# Enhanced Sampling Simulations
## with Ensembler

In this notebook, we give examples for enhanced sampling simulation with Ensembler. We show how to execute, visualize, and analyze those simulations for both 1D and 2D systems.

The enhanced sampling technologies are briefly explained in order to directly use this notebook for teaching purpose.

Maintainers: [@SchroederB](https://https://github.com/SchroederB), [@linkerst](https://https://github.com/linkerst), [@dfhahn](https://https://github.com/dfhahn)

## Loading Ensembler and necessary external packages 

In [3]:
import os, sys
my_path = os.getcwd()+"/.."
print(my_path)
sys.path.append(my_path)

import matplotlib
matplotlib.use('TkAgg')

import numpy as np
%matplotlib inline
from matplotlib import pyplot as plt

from ensembler.potentials.OneD import fourWellPotential, harmonicOscillatorPotential
from ensembler.potentials.TwoD import harmonicOscillatorPotential as harmonicOscillator2D,  wavePotential as wavePotential2D, gaussPotential

from ensembler.potentials.biased_potentials.OneD import addedPotentials, metadynamicsPotential
from ensembler.potentials.biased_potentials.TwoD import addedPotentials as addedPotentials2D, metadynamicsPotential as metadynamicsPotential2D
from ensembler.samplers.stochastic import langevinIntegrator
from ensembler.system import system

##Visualisation
from ensembler.visualisation.plotSimulations import simulation_analysis_plot

C:\Users\benja\OneDrive - ETH Zürich\PhD\Code\ensembler_public\examples/..


ModuleNotFoundError: No module named 'ensembler.potentials.biased_potentials'

## Enhanced Sampling Simulations in 1D

### Unbiased System

We start our walkthrough with an unbiased reference simulation of a four-well-potential and give a small introduction in how to set up a simulation with Ensembler. To define the four-well-potential one has to define the x-positions ($a$-$d$) of the four wells. The y-position of the wells is defined by the parameters $ah$ - $dh$. If wished, the potential can also be scaled in the y-direction using $V_{max}$. Note that the energy is given in units of $k_BT$.  

In [None]:
# Simulation Setup
pot = fourWellPotential(Vmax=4, a=1.5, b=4.0, c=7.0, d=9.0,  ah=2., bh=0., ch=0.5, dh=1.)

For the numeric integration of our system we choose the stochastic Langevin integrator. As arguments one has to choose the step size $dt$ and the friction coefficient $gamma$. Note that this integrator already includes a thermostat. The temperature of the simulation will be set during the system setup (see below).

In [None]:
# Simple Langevin integration simulation
integrator = langevinIntegrator(dt=0.1, gamma=15)

The system wraps the integrator and the potential. Additionally, the initial system of the particle $position$ as well as the temperature parameter $temperature$ are set.

In [None]:
# Put Potential and Integrator together to generate the simulation system 
system1 = system(potential=pot, sampler=integrator,  start_position=4.2,  temperature=1)

To start the simulation we define the number of steps and run `sys.simulate()`. The progress of the simulation is displayed by a progress bar.

In [None]:
#simulate
sim_steps = 2000
cur_state = system1.simulate(sim_steps, withdraw_traj=True, init_system=False)

print("Trajectory length: ",len(system1.trajectory))
print()
print("last_state: ", cur_state)
print(len(system1.trajectory))

-*-*-

= Challenge A =
Answer these from the enhanced sampling notebook above:
(i) Which integrator is chosen for the numeric integration of the system?
(ii) In what units is the energy of the four-well-potential given?
(iii) How many simulation steps are set before the run?

(Element-and-box listings)
-*-*-

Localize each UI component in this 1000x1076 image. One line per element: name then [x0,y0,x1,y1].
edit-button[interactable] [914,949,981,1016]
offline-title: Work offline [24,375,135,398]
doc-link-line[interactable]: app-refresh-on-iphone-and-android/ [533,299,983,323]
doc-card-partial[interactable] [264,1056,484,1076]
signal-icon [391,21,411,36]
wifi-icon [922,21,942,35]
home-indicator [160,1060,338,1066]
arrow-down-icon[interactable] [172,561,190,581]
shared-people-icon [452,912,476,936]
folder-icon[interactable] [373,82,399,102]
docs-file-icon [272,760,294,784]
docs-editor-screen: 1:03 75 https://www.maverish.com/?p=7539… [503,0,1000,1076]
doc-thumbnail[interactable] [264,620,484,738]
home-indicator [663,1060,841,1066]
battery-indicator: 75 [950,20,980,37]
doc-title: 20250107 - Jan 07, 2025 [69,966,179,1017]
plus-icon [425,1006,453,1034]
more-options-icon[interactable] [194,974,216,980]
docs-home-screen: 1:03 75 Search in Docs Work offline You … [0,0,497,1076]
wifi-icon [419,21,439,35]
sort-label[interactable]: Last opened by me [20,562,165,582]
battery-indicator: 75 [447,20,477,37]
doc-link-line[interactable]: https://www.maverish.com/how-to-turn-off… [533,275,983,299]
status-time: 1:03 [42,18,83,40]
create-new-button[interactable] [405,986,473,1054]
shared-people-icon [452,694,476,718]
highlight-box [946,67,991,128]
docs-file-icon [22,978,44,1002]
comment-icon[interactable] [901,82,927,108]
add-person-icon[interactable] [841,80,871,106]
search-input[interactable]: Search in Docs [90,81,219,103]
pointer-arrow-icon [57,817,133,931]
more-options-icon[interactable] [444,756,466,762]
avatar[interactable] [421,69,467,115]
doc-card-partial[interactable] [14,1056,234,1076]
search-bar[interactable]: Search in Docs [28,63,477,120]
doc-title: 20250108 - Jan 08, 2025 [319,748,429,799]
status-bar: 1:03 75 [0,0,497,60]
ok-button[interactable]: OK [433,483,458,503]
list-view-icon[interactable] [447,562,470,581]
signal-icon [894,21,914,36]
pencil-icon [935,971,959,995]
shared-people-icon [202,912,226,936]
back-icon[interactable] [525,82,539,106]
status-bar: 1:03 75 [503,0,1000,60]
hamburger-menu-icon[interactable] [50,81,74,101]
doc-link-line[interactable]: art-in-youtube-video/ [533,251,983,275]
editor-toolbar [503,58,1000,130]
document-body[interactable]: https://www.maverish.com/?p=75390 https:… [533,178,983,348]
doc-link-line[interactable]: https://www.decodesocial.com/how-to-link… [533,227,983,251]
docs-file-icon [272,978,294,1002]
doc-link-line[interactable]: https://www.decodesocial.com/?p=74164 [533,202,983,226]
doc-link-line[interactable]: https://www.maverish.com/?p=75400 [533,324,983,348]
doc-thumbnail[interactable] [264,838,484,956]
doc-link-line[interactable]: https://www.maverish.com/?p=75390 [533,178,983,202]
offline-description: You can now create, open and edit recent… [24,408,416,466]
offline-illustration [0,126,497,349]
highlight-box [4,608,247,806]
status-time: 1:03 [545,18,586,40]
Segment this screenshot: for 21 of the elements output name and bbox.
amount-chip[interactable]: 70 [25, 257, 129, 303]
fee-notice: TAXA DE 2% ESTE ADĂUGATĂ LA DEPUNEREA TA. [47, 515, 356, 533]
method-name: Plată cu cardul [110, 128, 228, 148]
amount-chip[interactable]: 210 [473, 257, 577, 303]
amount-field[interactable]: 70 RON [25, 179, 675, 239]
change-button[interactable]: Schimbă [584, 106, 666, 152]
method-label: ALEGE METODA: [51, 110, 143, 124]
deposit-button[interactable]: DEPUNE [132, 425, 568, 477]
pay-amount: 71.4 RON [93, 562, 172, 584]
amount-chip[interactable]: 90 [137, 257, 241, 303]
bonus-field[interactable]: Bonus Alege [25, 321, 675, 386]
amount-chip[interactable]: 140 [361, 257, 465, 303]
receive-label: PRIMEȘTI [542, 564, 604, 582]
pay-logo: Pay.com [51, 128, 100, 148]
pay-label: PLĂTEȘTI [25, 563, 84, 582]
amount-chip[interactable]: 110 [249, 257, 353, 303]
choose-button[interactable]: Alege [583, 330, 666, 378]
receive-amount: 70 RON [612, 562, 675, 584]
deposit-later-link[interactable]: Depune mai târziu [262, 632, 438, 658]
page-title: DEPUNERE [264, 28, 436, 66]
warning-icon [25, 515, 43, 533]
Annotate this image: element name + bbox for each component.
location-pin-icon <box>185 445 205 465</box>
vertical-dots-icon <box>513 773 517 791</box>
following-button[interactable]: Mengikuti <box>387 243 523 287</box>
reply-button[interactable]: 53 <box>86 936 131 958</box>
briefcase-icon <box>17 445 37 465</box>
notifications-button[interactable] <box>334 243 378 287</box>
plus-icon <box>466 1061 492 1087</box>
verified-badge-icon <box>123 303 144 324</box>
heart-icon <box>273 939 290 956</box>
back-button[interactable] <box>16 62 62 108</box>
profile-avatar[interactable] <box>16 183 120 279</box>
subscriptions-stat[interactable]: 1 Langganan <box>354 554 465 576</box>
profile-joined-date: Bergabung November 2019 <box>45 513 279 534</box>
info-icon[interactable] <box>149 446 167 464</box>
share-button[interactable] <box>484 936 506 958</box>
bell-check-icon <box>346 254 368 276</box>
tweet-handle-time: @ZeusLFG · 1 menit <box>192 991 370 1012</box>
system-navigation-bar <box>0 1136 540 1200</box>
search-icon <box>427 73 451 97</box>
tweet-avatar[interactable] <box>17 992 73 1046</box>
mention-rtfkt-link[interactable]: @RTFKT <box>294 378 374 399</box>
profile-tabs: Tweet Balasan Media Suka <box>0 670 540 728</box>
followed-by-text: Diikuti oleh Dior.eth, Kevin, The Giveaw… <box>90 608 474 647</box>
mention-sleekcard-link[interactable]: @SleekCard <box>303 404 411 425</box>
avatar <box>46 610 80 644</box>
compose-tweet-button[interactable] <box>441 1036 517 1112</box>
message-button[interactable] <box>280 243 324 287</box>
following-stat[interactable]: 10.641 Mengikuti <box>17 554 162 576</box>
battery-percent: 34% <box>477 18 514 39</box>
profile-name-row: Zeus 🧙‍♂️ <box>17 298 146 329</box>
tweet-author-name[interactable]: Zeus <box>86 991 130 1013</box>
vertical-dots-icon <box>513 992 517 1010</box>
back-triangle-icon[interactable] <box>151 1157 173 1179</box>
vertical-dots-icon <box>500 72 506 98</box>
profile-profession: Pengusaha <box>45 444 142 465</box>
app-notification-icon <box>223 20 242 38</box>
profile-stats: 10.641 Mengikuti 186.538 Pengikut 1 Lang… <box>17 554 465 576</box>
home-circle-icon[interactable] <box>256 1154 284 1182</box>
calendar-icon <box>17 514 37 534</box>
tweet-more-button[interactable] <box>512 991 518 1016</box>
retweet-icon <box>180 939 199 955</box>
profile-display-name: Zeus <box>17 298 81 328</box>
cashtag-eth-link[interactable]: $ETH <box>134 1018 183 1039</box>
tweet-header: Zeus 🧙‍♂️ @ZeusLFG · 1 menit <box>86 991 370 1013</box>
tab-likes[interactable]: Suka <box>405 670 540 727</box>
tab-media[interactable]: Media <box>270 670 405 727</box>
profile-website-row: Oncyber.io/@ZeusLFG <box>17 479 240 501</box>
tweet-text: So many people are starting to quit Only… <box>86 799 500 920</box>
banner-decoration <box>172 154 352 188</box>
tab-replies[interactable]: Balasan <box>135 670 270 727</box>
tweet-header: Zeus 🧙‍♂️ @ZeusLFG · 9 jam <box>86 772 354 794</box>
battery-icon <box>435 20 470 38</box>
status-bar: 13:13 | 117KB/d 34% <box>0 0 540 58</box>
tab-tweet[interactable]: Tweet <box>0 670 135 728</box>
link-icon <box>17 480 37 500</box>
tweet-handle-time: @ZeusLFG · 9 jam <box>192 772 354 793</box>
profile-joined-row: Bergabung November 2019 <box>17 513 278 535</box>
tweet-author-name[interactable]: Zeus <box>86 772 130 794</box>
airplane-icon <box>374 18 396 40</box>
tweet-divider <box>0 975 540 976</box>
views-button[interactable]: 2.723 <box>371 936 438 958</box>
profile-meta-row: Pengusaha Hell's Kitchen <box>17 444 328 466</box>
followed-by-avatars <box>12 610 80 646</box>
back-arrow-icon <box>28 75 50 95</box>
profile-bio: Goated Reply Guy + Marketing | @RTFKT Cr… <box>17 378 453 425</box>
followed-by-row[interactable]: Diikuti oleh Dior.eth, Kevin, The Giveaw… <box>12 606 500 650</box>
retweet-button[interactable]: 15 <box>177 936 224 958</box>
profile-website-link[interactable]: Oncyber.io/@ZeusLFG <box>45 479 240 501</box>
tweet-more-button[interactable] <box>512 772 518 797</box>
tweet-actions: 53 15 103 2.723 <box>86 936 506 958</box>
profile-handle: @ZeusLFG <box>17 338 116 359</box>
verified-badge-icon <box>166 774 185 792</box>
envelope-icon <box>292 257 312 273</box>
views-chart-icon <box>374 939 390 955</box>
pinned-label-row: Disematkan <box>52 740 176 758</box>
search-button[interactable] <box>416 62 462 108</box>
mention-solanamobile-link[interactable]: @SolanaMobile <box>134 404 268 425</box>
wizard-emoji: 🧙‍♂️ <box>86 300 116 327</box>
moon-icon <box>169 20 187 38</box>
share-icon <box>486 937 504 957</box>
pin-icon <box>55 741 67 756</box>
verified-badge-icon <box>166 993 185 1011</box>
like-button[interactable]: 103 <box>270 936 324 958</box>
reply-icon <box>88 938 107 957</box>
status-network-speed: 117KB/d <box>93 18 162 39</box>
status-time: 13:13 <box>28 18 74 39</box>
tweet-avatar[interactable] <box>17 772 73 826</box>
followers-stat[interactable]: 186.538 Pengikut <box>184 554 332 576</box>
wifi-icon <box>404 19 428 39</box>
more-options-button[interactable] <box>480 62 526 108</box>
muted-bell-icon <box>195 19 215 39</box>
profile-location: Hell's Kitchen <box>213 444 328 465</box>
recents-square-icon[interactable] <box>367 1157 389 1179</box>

-*-*-

= Challenge B =
Return each listing line that contains the string "followed": letter case counts.

= Correct output A =
(i) The stochastic Langevin integrator.
(ii) Units of $k_BT$.
(iii) 2000.

= Correct output B =
followed-by-text: Diikuti oleh Dior.eth, Kevin, The Giveaw… <box>90 608 474 647</box>
followed-by-avatars <box>12 610 80 646</box>
followed-by-row[interactable]: Diikuti oleh Dior.eth, Kevin, The Giveaw… <box>12 606 500 650</box>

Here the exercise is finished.